> _Written problem_:
Return the full listing exactly as it is written.

> _Given data_:
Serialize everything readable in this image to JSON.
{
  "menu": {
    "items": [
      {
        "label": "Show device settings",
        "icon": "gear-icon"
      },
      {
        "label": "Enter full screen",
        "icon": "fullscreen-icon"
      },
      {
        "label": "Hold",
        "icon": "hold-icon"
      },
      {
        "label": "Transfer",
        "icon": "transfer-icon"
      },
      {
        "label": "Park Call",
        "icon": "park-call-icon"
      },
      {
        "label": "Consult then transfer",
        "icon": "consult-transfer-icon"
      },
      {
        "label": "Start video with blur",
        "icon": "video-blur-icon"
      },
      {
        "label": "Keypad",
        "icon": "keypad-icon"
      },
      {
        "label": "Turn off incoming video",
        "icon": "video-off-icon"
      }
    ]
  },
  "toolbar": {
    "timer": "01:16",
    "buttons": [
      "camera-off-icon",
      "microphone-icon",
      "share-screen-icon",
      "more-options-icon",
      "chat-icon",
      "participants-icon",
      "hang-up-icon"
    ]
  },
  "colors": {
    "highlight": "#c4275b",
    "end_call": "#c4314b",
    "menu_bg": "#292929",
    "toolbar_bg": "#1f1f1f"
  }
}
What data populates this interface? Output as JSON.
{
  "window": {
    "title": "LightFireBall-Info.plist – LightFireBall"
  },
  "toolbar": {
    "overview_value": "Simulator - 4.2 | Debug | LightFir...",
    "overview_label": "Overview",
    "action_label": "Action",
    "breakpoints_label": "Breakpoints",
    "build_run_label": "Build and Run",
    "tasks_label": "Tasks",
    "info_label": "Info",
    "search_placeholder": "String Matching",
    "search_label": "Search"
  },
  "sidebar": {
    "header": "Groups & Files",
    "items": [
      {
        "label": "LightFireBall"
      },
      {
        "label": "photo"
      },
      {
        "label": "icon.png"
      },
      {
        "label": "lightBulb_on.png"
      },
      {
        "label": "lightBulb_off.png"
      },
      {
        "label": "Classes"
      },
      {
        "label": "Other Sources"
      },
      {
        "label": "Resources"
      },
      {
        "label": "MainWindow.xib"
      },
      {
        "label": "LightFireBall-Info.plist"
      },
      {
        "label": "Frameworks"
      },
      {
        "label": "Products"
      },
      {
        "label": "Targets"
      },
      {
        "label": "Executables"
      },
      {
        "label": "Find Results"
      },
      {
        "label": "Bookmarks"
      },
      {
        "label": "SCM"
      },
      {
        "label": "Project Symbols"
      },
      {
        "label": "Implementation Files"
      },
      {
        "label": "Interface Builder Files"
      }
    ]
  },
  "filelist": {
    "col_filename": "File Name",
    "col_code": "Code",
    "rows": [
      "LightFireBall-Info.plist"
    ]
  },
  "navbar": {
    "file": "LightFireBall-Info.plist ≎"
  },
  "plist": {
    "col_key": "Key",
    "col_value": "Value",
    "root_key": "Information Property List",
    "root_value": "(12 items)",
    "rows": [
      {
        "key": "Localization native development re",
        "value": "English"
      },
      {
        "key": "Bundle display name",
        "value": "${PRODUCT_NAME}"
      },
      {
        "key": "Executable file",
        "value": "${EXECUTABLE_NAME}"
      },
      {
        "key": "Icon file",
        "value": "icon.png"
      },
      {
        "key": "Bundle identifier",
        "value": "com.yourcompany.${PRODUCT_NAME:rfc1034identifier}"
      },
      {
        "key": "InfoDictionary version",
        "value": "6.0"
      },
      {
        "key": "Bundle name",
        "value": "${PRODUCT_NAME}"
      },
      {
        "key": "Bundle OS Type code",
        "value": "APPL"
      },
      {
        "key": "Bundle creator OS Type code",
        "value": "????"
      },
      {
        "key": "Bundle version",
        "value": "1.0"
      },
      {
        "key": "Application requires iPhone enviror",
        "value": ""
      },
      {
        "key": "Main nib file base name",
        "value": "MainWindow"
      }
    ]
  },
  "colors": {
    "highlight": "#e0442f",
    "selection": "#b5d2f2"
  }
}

> _Result_:
Serialize everything readable in this image to JSON.
{
  "menu": {
    "items": [
      {
        "label": "Show device settings",
        "icon": "gear-icon"
      },
      {
        "label": "Enter full screen",
        "icon": "fullscreen-icon"
      },
      {
        "label": "Hold",
        "icon": "hold-icon"
      },
      {
        "label": "Transfer",
        "icon": "transfer-icon"
      },
      {
        "label": "Park Call",
        "icon": "park-call-icon"
      },
      {
        "label": "Consult then transfer",
        "icon": "consult-transfer-icon"
      },
      {
        "label": "Start video with blur",
        "icon": "video-blur-icon"
      },
      {
        "label": "Keypad",
        "icon": "keypad-icon"
      },
      {
        "label": "Turn off incoming video",
        "icon": "video-off-icon"
      }
    ]
  },
  "toolbar": {
    "timer": "01:16",
    "buttons": [
      "camera-off-icon",
      "microphone-icon",
      "share-screen-icon",
      "more-options-icon",
      "chat-icon",
      "participants-icon",
      "hang-up-icon"
    ]
  },
  "colors": {
    "highlight": "#c4275b",
    "end_call": "#c4314b",
    "menu_bg": "#292929",
    "toolbar_bg": "#1f1f1f"
  }
}
What data populates this interface? Output as JSON.
{
  "window": {
    "title": "LightFireBall-Info.plist – LightFireBall"
  },
  "toolbar": {
    "overview_value": "Simulator - 4.2 | Debug | LightFir...",
    "overview_label": "Overview",
    "action_label": "Action",
    "breakpoints_label": "Breakpoints",
    "build_run_label": "Build and Run",
    "tasks_label": "Tasks",
    "info_label": "Info",
    "search_placeholder": "String Matching",
    "search_label": "Search"
  },
  "sidebar": {
    "header": "Groups & Files",
    "items": [
      {
        "label": "LightFireBall"
      },
      {
        "label": "photo"
      },
      {
        "label": "icon.png"
      },
      {
        "label": "lightBulb_on.png"
      },
      {
        "label": "lightBulb_off.png"
      },
      {
        "label": "Classes"
      },
      {
        "label": "Other Sources"
      },
      {
        "label": "Resources"
      },
      {
        "label": "MainWindow.xib"
      },
      {
        "label": "LightFireBall-Info.plist"
      },
      {
        "label": "Frameworks"
      },
      {
        "label": "Products"
      },
      {
        "label": "Targets"
      },
      {
        "label": "Executables"
      },
      {
        "label": "Find Results"
      },
      {
        "label": "Bookmarks"
      },
      {
        "label": "SCM"
      },
      {
        "label": "Project Symbols"
      },
      {
        "label": "Implementation Files"
      },
      {
        "label": "Interface Builder Files"
      }
    ]
  },
  "filelist": {
    "col_filename": "File Name",
    "col_code": "Code",
    "rows": [
      "LightFireBall-Info.plist"
    ]
  },
  "navbar": {
    "file": "LightFireBall-Info.plist ≎"
  },
  "plist": {
    "col_key": "Key",
    "col_value": "Value",
    "root_key": "Information Property List",
    "root_value": "(12 items)",
    "rows": [
      {
        "key": "Localization native development re",
        "value": "English"
      },
      {
        "key": "Bundle display name",
        "value": "${PRODUCT_NAME}"
      },
      {
        "key": "Executable file",
        "value": "${EXECUTABLE_NAME}"
      },
      {
        "key": "Icon file",
        "value": "icon.png"
      },
      {
        "key": "Bundle identifier",
        "value": "com.yourcompany.${PRODUCT_NAME:rfc1034identifier}"
      },
      {
        "key": "InfoDictionary version",
        "value": "6.0"
      },
      {
        "key": "Bundle name",
        "value": "${PRODUCT_NAME}"
      },
      {
        "key": "Bundle OS Type code",
        "value": "APPL"
      },
      {
        "key": "Bundle creator OS Type code",
        "value": "????"
      },
      {
        "key": "Bundle version",
        "value": "1.0"
      },
      {
        "key": "Application requires iPhone enviror",
        "value": ""
      },
      {
        "key": "Main nib file base name",
        "value": "MainWindow"
      }
    ]
  },
  "colors": {
    "highlight": "#e0442f",
    "selection": "#b5d2f2"
  }
}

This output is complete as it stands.